**EXTRAIT DU DOCUMENT**
--
Posté le par La rédaction dans Informatique et Numérique

Interview croisée de David Fayon, co-auteur du livre « Réseaux sociaux et entreprise : les bonnes pratiques » et Anthony Poncier, auteur du livre « Les réseaux sociaux d’entreprise : 101 questions ». Ces deux experts en technologies numériques nous parlent des réseaux sociaux d’entreprise, de leurs opportunités aux risques engendrés par leur utilisation.

Techniques de l’Ingénieur : Comment définit-on les réseaux sociaux ? Quels sont ceux existant, publics et professionnels ?

Anthony Poncier : Généralement, on distingue trois types de réseaux sociaux. Les réseaux sociaux grand public comme Facebook ou Twitter, bien que la frontière ait tendance à se diluer étant donné que de plus en plus de professionnels sont présents sur Facebook avec des pages « fan » pour du e-commerce. Après, il y a les réseaux qualifiés de « professionnels » (Viadeo, LinkedIn) qui sont accessibles à tout le monde. Et puis il y a ce qu’on appelle les « réseaux sociaux d’entreprise », qui sont eux limités à la sphère de l’entreprise.

Même si l’entreprise peut les ouvrir à ses clients, ces réseaux sont contrôlés intégralement par l’entreprise qui les met en place. On ne peut y accéder que via un login et un mot de passe. La frontière est davantage fermée. L’idée de ces réseaux sociaux est de faire travailler ensemble les collaborateurs et les partenaires, de produire de la valeur à travers la coproduction, le travail en commun et notamment le conversationnel.

David Fayon : Les réseaux sociaux sur Internet ont des caractéristiques communes avec les réseaux sociaux dans la vie. Toutefois, ils possèdent des singularités propres : rapidité des contacts, connaissance des contacts de ses contacts, vision instantanée du réseau et de ce qu’il s’y passe. Ils servent à communiquer autour d’une marque, de ses produits, de ses services, à générer du buzz, nouer des contacts, recruter, améliorer la gestion de la relation client, innover, développer son chiffre d’affaires. Parmi les réseaux sociaux internes aux entreprises, on distingue des outils variés (Sharepoint, Yammer, Chatter, Bluekiwi, etc.).

Comment sont-ils utilisés ?
--
**TÂCHES ET EXERCICES**
(1) Selon l'entretien sur les réseaux sociaux, combien de types de réseaux sociaux distingue-t-on généralement ?
(2) Recopiez tout ce qui va de « Interview croisée de » jusqu'à « publics et professionnels ? » dans l'entretien sur les réseaux sociaux.

(Données d'annotation de mise en page)
--
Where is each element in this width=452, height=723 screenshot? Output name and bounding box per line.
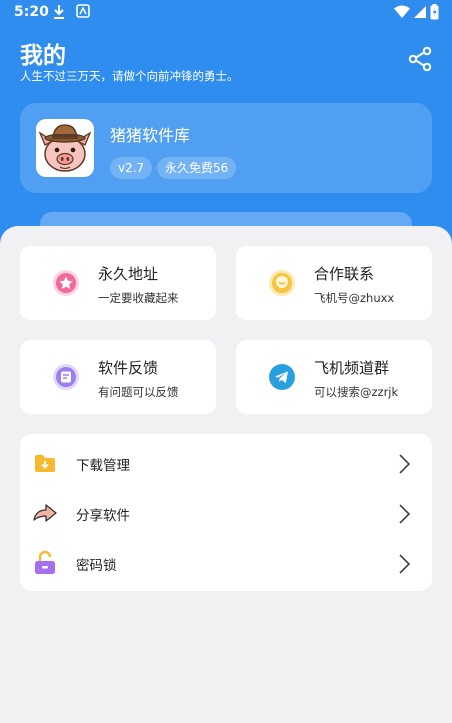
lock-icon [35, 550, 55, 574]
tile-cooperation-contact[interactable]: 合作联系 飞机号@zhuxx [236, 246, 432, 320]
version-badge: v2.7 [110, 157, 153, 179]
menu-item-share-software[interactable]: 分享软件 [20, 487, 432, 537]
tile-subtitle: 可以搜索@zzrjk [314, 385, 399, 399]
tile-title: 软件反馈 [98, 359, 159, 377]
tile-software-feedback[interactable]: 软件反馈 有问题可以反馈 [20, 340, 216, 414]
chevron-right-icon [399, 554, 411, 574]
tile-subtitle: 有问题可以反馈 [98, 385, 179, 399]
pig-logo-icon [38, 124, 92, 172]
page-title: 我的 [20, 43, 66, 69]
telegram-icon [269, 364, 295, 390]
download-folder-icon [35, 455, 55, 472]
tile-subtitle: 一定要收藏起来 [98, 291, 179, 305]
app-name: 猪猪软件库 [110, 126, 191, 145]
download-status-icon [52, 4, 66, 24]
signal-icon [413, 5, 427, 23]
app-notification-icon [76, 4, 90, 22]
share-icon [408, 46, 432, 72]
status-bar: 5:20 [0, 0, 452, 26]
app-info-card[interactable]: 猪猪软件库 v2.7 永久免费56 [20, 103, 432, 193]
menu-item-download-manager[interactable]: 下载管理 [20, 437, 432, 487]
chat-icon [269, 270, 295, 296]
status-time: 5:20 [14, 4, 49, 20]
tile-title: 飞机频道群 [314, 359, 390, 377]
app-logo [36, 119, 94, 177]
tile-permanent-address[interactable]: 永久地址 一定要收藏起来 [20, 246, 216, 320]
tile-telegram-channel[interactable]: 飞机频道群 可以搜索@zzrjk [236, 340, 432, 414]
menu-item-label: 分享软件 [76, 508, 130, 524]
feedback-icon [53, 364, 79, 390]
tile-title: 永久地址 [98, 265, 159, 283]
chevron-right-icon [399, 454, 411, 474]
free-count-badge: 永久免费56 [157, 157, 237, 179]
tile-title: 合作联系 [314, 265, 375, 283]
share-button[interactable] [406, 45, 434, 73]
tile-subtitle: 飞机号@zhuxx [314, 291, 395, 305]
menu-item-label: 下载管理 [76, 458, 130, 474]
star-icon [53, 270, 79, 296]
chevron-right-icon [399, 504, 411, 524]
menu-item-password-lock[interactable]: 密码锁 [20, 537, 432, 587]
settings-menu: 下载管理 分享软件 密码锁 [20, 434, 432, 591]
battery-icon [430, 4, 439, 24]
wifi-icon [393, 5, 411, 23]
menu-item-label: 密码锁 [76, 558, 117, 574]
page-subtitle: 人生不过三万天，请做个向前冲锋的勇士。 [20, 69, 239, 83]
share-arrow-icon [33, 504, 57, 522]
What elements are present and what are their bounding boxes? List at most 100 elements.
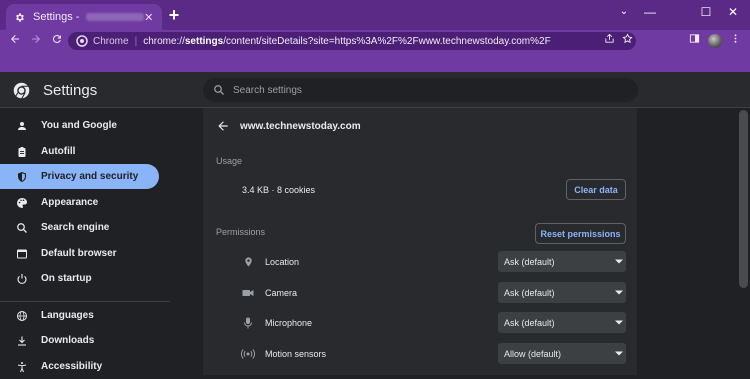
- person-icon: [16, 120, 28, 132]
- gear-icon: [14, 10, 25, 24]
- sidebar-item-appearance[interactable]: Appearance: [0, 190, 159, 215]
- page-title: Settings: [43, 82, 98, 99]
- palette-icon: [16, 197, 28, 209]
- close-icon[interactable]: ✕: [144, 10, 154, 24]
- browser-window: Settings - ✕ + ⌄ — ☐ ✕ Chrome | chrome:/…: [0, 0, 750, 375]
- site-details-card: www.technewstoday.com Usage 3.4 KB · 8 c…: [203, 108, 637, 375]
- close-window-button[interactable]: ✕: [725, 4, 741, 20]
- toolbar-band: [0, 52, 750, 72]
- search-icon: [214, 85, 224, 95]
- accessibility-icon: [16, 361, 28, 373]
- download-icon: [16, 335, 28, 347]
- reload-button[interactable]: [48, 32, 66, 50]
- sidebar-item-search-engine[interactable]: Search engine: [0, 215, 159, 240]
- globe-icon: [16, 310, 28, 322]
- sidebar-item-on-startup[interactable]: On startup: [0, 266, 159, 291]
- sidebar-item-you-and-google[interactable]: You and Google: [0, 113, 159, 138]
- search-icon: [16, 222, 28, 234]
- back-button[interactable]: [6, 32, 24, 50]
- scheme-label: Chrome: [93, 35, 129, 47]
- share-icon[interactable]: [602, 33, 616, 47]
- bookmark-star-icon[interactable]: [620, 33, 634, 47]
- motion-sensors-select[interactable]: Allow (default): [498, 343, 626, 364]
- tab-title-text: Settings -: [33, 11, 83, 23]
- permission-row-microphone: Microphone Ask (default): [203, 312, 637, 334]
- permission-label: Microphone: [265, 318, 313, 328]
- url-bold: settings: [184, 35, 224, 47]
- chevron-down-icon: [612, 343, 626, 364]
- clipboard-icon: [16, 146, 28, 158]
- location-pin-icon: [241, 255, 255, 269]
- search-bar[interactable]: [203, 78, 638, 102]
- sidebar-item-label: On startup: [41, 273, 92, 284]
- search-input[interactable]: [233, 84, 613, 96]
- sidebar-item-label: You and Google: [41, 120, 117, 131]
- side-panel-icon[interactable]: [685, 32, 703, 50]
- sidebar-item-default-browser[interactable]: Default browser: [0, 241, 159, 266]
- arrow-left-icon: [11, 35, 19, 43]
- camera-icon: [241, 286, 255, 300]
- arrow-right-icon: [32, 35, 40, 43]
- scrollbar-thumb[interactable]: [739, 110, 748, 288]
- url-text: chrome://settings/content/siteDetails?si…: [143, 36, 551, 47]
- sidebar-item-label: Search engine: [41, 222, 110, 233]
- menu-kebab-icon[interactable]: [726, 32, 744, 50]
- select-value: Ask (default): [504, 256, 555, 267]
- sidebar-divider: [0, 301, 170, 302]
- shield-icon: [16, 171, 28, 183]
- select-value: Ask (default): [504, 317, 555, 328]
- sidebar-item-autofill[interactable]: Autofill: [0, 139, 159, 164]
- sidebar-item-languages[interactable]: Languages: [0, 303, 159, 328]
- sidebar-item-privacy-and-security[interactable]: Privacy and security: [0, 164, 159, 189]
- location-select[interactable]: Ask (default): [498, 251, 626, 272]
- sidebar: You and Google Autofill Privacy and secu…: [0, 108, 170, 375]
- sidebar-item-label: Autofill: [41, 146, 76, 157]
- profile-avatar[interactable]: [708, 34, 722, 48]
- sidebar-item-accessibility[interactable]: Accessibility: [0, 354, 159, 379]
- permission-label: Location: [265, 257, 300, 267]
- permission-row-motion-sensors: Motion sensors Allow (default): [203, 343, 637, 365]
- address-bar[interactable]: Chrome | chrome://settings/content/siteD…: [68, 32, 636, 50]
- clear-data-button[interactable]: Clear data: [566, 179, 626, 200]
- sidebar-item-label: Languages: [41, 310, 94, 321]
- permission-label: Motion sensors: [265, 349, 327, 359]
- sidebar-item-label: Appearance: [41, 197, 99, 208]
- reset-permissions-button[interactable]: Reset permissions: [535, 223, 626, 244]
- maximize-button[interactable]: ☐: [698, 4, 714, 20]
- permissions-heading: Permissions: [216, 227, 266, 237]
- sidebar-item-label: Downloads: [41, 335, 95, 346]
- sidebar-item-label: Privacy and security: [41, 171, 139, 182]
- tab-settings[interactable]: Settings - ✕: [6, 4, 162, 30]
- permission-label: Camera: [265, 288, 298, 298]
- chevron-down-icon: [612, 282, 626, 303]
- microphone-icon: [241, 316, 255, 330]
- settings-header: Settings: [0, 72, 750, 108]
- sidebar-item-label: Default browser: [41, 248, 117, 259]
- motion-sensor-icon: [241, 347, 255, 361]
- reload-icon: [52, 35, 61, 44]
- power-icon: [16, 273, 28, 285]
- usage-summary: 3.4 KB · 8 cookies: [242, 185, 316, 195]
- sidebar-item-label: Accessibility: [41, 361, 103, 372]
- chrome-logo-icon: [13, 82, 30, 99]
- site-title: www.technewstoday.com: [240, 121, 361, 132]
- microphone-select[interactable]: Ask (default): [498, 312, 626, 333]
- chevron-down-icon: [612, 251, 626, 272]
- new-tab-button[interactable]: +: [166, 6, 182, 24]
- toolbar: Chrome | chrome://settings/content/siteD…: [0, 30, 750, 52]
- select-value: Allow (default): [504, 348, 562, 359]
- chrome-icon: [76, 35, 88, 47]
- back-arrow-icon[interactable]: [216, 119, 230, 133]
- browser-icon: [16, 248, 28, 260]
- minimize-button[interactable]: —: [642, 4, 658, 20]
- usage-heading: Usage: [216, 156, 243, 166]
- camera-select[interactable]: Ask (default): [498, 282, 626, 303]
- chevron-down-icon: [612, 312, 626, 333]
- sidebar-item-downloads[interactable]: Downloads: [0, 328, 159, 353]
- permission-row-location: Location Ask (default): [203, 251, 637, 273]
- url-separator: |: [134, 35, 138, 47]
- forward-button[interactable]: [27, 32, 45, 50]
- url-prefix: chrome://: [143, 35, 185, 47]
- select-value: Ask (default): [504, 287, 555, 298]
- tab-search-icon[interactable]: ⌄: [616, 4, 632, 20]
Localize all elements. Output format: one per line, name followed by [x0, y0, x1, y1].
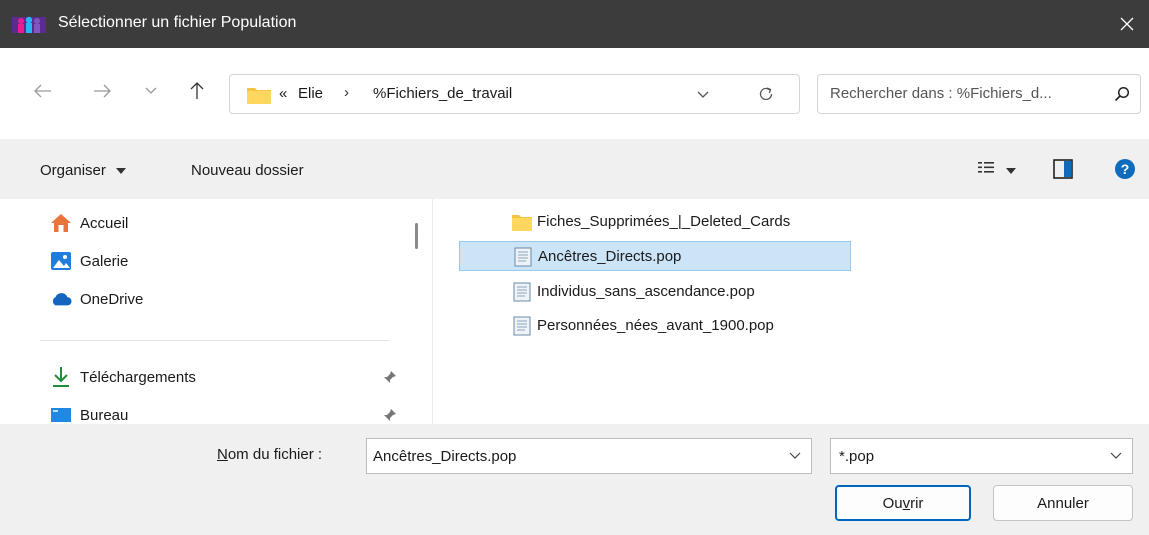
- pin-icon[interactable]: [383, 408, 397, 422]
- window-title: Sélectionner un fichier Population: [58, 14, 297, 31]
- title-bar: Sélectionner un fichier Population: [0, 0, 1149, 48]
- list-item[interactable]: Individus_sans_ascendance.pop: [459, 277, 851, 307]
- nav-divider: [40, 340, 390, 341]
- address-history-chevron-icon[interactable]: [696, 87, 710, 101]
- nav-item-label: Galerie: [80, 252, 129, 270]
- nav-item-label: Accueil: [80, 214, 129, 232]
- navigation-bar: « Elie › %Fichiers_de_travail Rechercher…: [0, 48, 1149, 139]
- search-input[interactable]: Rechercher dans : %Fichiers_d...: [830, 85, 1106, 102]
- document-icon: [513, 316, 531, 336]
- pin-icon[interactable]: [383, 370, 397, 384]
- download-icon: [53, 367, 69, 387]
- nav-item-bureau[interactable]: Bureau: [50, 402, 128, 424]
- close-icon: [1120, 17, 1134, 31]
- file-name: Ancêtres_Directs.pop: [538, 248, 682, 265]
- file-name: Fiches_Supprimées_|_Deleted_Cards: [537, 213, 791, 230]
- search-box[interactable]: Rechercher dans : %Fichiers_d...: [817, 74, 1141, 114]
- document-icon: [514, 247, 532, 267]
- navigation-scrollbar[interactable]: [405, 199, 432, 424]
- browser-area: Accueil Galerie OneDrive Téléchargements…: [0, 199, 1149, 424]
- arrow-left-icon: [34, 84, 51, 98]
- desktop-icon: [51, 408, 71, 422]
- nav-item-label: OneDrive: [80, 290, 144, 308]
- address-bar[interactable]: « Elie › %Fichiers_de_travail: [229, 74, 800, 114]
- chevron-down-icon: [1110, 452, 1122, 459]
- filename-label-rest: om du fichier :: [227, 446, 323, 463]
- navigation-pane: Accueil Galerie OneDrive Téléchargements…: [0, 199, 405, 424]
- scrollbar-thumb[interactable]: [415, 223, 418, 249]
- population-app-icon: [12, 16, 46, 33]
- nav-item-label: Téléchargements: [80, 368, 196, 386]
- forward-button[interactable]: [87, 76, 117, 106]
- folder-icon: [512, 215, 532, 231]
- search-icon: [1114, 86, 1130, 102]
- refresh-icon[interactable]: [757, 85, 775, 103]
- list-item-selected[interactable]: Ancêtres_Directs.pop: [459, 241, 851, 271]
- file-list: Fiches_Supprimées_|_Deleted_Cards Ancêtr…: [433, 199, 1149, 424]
--
**RÉPONSES PAR TÂCHE**
(1) Trois types.

(2)
Interview croisée de David Fayon, co-auteur du livre « Réseaux sociaux et entreprise : les bonnes pratiques » et Anthony Poncier, auteur du livre « Les réseaux sociaux d’entreprise : 101 questions ». Ces deux experts en technologies numériques nous parlent des réseaux sociaux d’entreprise, de leurs opportunités aux risques engendrés par leur utilisation.

Techniques de l’Ingénieur : Comment définit-on les réseaux sociaux ? Quels sont ceux existant, publics et professionnels ?